:: TASK INPUT ::

-- START --

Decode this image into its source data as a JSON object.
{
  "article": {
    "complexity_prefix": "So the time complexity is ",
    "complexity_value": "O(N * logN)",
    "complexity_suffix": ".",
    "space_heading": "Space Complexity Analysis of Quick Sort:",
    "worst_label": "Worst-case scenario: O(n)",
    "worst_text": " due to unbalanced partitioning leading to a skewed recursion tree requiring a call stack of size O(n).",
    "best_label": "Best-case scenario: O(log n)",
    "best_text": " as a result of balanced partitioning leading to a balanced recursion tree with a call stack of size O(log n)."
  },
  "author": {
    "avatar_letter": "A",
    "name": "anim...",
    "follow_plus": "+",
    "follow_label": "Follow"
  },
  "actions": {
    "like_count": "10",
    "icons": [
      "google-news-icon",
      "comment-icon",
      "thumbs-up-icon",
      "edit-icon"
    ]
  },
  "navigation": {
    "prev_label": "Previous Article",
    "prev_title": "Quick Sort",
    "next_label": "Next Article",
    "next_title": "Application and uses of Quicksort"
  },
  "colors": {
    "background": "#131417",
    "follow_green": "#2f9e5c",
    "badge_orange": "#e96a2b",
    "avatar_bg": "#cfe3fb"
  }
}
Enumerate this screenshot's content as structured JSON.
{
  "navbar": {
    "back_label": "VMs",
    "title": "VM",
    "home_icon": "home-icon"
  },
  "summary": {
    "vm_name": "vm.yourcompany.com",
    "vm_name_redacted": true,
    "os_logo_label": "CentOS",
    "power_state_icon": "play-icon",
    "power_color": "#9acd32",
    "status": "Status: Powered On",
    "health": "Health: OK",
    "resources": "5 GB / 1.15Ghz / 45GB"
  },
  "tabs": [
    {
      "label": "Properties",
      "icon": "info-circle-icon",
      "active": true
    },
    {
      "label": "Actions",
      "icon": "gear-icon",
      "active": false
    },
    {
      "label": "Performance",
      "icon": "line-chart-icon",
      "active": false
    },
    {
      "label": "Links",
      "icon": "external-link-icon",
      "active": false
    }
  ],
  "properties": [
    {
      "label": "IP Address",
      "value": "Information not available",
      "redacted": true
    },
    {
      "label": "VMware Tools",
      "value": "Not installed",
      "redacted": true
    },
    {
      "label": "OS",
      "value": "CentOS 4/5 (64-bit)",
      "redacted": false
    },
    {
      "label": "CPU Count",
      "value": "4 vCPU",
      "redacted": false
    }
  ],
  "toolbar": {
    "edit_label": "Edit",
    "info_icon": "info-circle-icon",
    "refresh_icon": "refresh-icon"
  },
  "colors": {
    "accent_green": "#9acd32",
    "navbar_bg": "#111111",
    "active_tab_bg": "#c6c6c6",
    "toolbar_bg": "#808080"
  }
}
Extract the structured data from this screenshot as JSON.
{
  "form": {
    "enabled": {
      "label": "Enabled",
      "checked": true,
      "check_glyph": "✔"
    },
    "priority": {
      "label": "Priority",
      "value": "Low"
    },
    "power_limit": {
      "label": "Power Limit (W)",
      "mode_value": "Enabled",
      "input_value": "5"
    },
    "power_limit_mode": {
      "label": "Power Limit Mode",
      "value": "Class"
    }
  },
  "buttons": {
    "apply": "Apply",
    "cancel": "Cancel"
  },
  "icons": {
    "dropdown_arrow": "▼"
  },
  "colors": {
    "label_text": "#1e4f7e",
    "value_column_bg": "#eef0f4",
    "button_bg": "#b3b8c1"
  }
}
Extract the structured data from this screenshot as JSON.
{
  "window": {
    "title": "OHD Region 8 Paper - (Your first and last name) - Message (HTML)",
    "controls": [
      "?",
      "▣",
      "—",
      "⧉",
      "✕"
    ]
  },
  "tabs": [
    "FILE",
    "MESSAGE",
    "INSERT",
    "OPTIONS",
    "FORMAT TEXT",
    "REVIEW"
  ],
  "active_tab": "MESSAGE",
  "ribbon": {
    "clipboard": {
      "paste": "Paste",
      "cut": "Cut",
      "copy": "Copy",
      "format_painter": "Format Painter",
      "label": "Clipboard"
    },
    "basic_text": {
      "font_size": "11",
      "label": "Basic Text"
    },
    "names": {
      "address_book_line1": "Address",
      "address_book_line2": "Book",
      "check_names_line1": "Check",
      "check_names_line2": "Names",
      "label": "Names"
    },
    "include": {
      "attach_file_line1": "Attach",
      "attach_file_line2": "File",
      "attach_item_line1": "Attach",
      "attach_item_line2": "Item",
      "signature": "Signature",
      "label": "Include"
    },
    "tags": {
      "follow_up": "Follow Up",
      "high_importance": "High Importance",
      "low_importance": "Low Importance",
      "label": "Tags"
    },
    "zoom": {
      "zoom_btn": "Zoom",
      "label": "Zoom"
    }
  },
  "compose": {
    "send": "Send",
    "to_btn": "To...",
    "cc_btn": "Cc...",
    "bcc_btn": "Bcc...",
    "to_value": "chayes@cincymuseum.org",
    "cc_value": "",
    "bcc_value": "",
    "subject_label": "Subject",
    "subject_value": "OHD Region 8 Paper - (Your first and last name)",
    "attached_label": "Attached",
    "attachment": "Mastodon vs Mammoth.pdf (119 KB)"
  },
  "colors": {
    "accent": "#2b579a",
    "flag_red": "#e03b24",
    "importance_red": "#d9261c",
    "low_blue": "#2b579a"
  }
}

-- END --

:: EXERCISE AIM ::
Every record should be repeated exactly; please leave none out.

:: PROBLEM SOLUTION ::
Decode this image into its source data as a JSON object.
{
  "article": {
    "complexity_prefix": "So the time complexity is ",
    "complexity_value": "O(N * logN)",
    "complexity_suffix": ".",
    "space_heading": "Space Complexity Analysis of Quick Sort:",
    "worst_label": "Worst-case scenario: O(n)",
    "worst_text": " due to unbalanced partitioning leading to a skewed recursion tree requiring a call stack of size O(n).",
    "best_label": "Best-case scenario: O(log n)",
    "best_text": " as a result of balanced partitioning leading to a balanced recursion tree with a call stack of size O(log n)."
  },
  "author": {
    "avatar_letter": "A",
    "name": "anim...",
    "follow_plus": "+",
    "follow_label": "Follow"
  },
  "actions": {
    "like_count": "10",
    "icons": [
      "google-news-icon",
      "comment-icon",
      "thumbs-up-icon",
      "edit-icon"
    ]
  },
  "navigation": {
    "prev_label": "Previous Article",
    "prev_title": "Quick Sort",
    "next_label": "Next Article",
    "next_title": "Application and uses of Quicksort"
  },
  "colors": {
    "background": "#131417",
    "follow_green": "#2f9e5c",
    "badge_orange": "#e96a2b",
    "avatar_bg": "#cfe3fb"
  }
}
Enumerate this screenshot's content as structured JSON.
{
  "navbar": {
    "back_label": "VMs",
    "title": "VM",
    "home_icon": "home-icon"
  },
  "summary": {
    "vm_name": "vm.yourcompany.com",
    "vm_name_redacted": true,
    "os_logo_label": "CentOS",
    "power_state_icon": "play-icon",
    "power_color": "#9acd32",
    "status": "Status: Powered On",
    "health": "Health: OK",
    "resources": "5 GB / 1.15Ghz / 45GB"
  },
  "tabs": [
    {
      "label": "Properties",
      "icon": "info-circle-icon",
      "active": true
    },
    {
      "label": "Actions",
      "icon": "gear-icon",
      "active": false
    },
    {
      "label": "Performance",
      "icon": "line-chart-icon",
      "active": false
    },
    {
      "label": "Links",
      "icon": "external-link-icon",
      "active": false
    }
  ],
  "properties": [
    {
      "label": "IP Address",
      "value": "Information not available",
      "redacted": true
    },
    {
      "label": "VMware Tools",
      "value": "Not installed",
      "redacted": true
    },
    {
      "label": "OS",
      "value": "CentOS 4/5 (64-bit)",
      "redacted": false
    },
    {
      "label": "CPU Count",
      "value": "4 vCPU",
      "redacted": false
    }
  ],
  "toolbar": {
    "edit_label": "Edit",
    "info_icon": "info-circle-icon",
    "refresh_icon": "refresh-icon"
  },
  "colors": {
    "accent_green": "#9acd32",
    "navbar_bg": "#111111",
    "active_tab_bg": "#c6c6c6",
    "toolbar_bg": "#808080"
  }
}
Extract the structured data from this screenshot as JSON.
{
  "form": {
    "enabled": {
      "label": "Enabled",
      "checked": true,
      "check_glyph": "✔"
    },
    "priority": {
      "label": "Priority",
      "value": "Low"
    },
    "power_limit": {
      "label": "Power Limit (W)",
      "mode_value": "Enabled",
      "input_value": "5"
    },
    "power_limit_mode": {
      "label": "Power Limit Mode",
      "value": "Class"
    }
  },
  "buttons": {
    "apply": "Apply",
    "cancel": "Cancel"
  },
  "icons": {
    "dropdown_arrow": "▼"
  },
  "colors": {
    "label_text": "#1e4f7e",
    "value_column_bg": "#eef0f4",
    "button_bg": "#b3b8c1"
  }
}
Extract the structured data from this screenshot as JSON.
{
  "window": {
    "title": "OHD Region 8 Paper - (Your first and last name) - Message (HTML)",
    "controls": [
      "?",
      "▣",
      "—",
      "⧉",
      "✕"
    ]
  },
  "tabs": [
    "FILE",
    "MESSAGE",
    "INSERT",
    "OPTIONS",
    "FORMAT TEXT",
    "REVIEW"
  ],
  "active_tab": "MESSAGE",
  "ribbon": {
    "clipboard": {
      "paste": "Paste",
      "cut": "Cut",
      "copy": "Copy",
      "format_painter": "Format Painter",
      "label": "Clipboard"
    },
    "basic_text": {
      "font_size": "11",
      "label": "Basic Text"
    },
    "names": {
      "address_book_line1": "Address",
      "address_book_line2": "Book",
      "check_names_line1": "Check",
      "check_names_line2": "Names",
      "label": "Names"
    },
    "include": {
      "attach_file_line1": "Attach",
      "attach_file_line2": "File",
      "attach_item_line1": "Attach",
      "attach_item_line2": "Item",
      "signature": "Signature",
      "label": "Include"
    },
    "tags": {
      "follow_up": "Follow Up",
      "high_importance": "High Importance",
      "low_importance": "Low Importance",
      "label": "Tags"
    },
    "zoom": {
      "zoom_btn": "Zoom",
      "label": "Zoom"
    }
  },
  "compose": {
    "send": "Send",
    "to_btn": "To...",
    "cc_btn": "Cc...",
    "bcc_btn": "Bcc...",
    "to_value": "chayes@cincymuseum.org",
    "cc_value": "",
    "bcc_value": "",
    "subject_label": "Subject",
    "subject_value": "OHD Region 8 Paper - (Your first and last name)",
    "attached_label": "Attached",
    "attachment": "Mastodon vs Mammoth.pdf (119 KB)"
  },
  "colors": {
    "accent": "#2b579a",
    "flag_red": "#e03b24",
    "importance_red": "#d9261c",
    "low_blue": "#2b579a"
  }
}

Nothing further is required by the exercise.